Records from a collection of figures:
──────

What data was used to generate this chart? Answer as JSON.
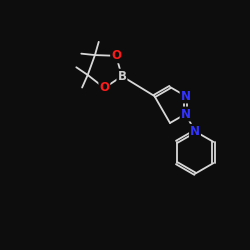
{
  "bg_color": "#0d0d0d",
  "bond_color": "#d8d8d8",
  "N_color": "#3333ff",
  "O_color": "#ff1a1a",
  "B_color": "#cccccc",
  "font_size_atom": 8.5,
  "line_width": 1.3,
  "fig_size": [
    2.5,
    2.5
  ],
  "dpi": 100,
  "xlim": [
    0,
    10
  ],
  "ylim": [
    0,
    10
  ]
}
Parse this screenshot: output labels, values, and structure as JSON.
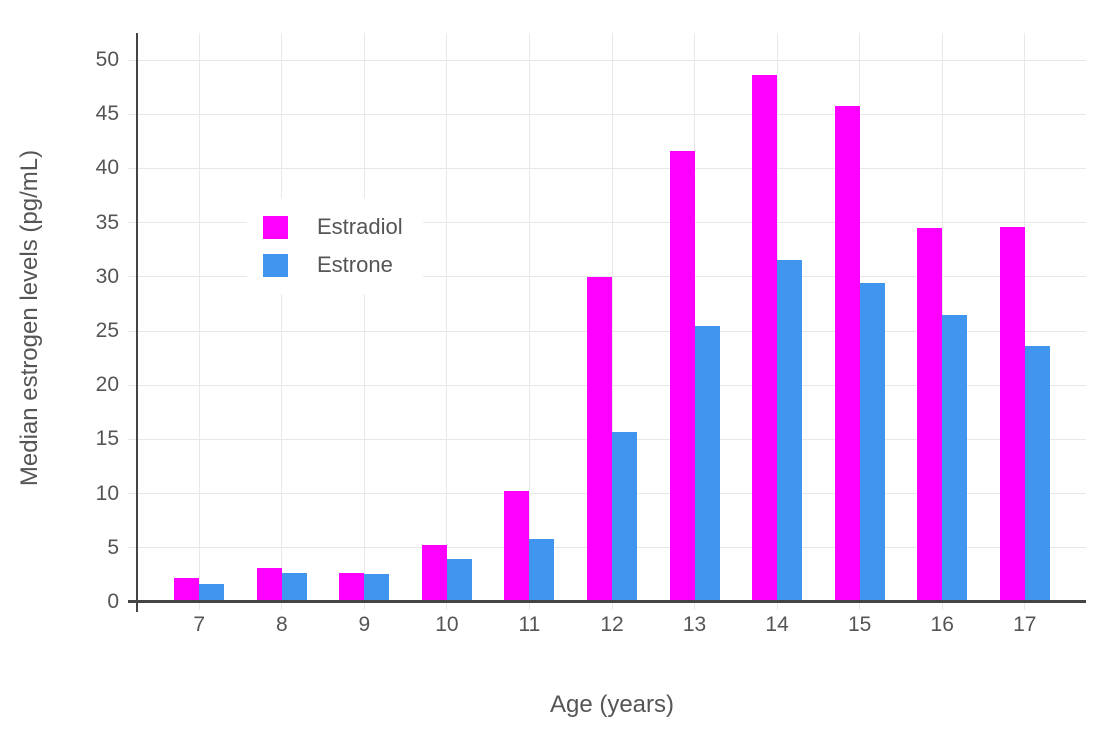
{
  "chart_data": {
    "type": "bar",
    "title": "",
    "xlabel": "Age (years)",
    "ylabel": "Median estrogen levels (pg/mL)",
    "categories": [
      7,
      8,
      9,
      10,
      11,
      12,
      13,
      14,
      15,
      16,
      17
    ],
    "series": [
      {
        "name": "Estradiol",
        "color": "#FF00FF",
        "values": [
          2.2,
          3.1,
          2.7,
          5.3,
          10.2,
          30.0,
          41.6,
          48.6,
          45.8,
          34.5,
          34.6
        ]
      },
      {
        "name": "Estrone",
        "color": "#4096EE",
        "values": [
          1.7,
          2.7,
          2.6,
          4.0,
          5.8,
          15.7,
          25.5,
          31.6,
          29.4,
          26.5,
          23.6
        ]
      }
    ],
    "ylim": [
      0,
      52.5
    ],
    "yticks": [
      0,
      5,
      10,
      15,
      20,
      25,
      30,
      35,
      40,
      45,
      50
    ],
    "grid": true,
    "legend_position": "inside-top-left",
    "colors": {
      "grid": "#E8E8E8",
      "axis": "#444444",
      "text": "#555555"
    }
  }
}
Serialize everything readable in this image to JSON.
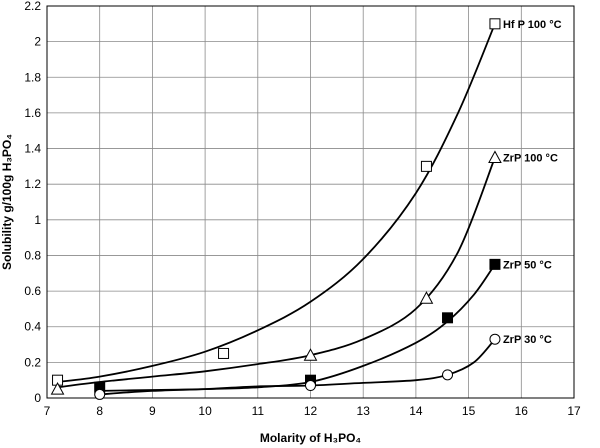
{
  "chart_data": {
    "type": "line",
    "title": "",
    "xlabel": "Molarity of H₃PO₄",
    "ylabel": "Solubility g/100g H₃PO₄",
    "xlim": [
      7,
      17
    ],
    "ylim": [
      0,
      2.2
    ],
    "x_ticks": [
      7,
      8,
      9,
      10,
      11,
      12,
      13,
      14,
      15,
      16,
      17
    ],
    "y_ticks": [
      0,
      0.2,
      0.4,
      0.6,
      0.8,
      1,
      1.2,
      1.4,
      1.6,
      1.8,
      2,
      2.2
    ],
    "grid": true,
    "series": [
      {
        "name": "Hf P  100 °C",
        "marker": "square-open",
        "points": [
          [
            7.2,
            0.1
          ],
          [
            10.35,
            0.25
          ],
          [
            14.2,
            1.3
          ],
          [
            15.5,
            2.1
          ]
        ],
        "curve": [
          [
            7.2,
            0.09
          ],
          [
            8,
            0.12
          ],
          [
            9,
            0.18
          ],
          [
            10,
            0.26
          ],
          [
            11,
            0.38
          ],
          [
            12,
            0.54
          ],
          [
            13,
            0.78
          ],
          [
            14,
            1.15
          ],
          [
            14.8,
            1.6
          ],
          [
            15.5,
            2.1
          ]
        ]
      },
      {
        "name": "ZrP  100 °C",
        "marker": "triangle-open",
        "points": [
          [
            7.2,
            0.05
          ],
          [
            12,
            0.24
          ],
          [
            14.2,
            0.56
          ],
          [
            15.5,
            1.35
          ]
        ],
        "curve": [
          [
            7.2,
            0.06
          ],
          [
            8,
            0.09
          ],
          [
            9,
            0.12
          ],
          [
            10,
            0.15
          ],
          [
            11,
            0.19
          ],
          [
            12,
            0.24
          ],
          [
            13,
            0.33
          ],
          [
            14,
            0.5
          ],
          [
            14.8,
            0.82
          ],
          [
            15.5,
            1.35
          ]
        ]
      },
      {
        "name": "ZrP 50 °C",
        "marker": "square-filled",
        "points": [
          [
            8,
            0.06
          ],
          [
            12,
            0.1
          ],
          [
            14.6,
            0.45
          ],
          [
            15.5,
            0.75
          ]
        ],
        "curve": [
          [
            8,
            0.04
          ],
          [
            9,
            0.045
          ],
          [
            10,
            0.05
          ],
          [
            11,
            0.06
          ],
          [
            12,
            0.09
          ],
          [
            13,
            0.18
          ],
          [
            14,
            0.31
          ],
          [
            14.6,
            0.43
          ],
          [
            15.1,
            0.58
          ],
          [
            15.5,
            0.75
          ]
        ]
      },
      {
        "name": "ZrP  30 °C",
        "marker": "circle-open",
        "points": [
          [
            8,
            0.02
          ],
          [
            12,
            0.07
          ],
          [
            14.6,
            0.13
          ],
          [
            15.5,
            0.33
          ]
        ],
        "curve": [
          [
            8,
            0.02
          ],
          [
            9,
            0.04
          ],
          [
            10,
            0.05
          ],
          [
            11,
            0.065
          ],
          [
            12,
            0.07
          ],
          [
            13,
            0.085
          ],
          [
            14,
            0.1
          ],
          [
            14.6,
            0.13
          ],
          [
            15.1,
            0.2
          ],
          [
            15.5,
            0.33
          ]
        ]
      }
    ]
  }
}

──────

--- Exercise prompt ---
Pick out and copy the lines of the entries that hold the string "xlabel".

--- Response ---
    "xlabel": "Age (years)",
    "xlabel": "Molarity of H₃PO₄",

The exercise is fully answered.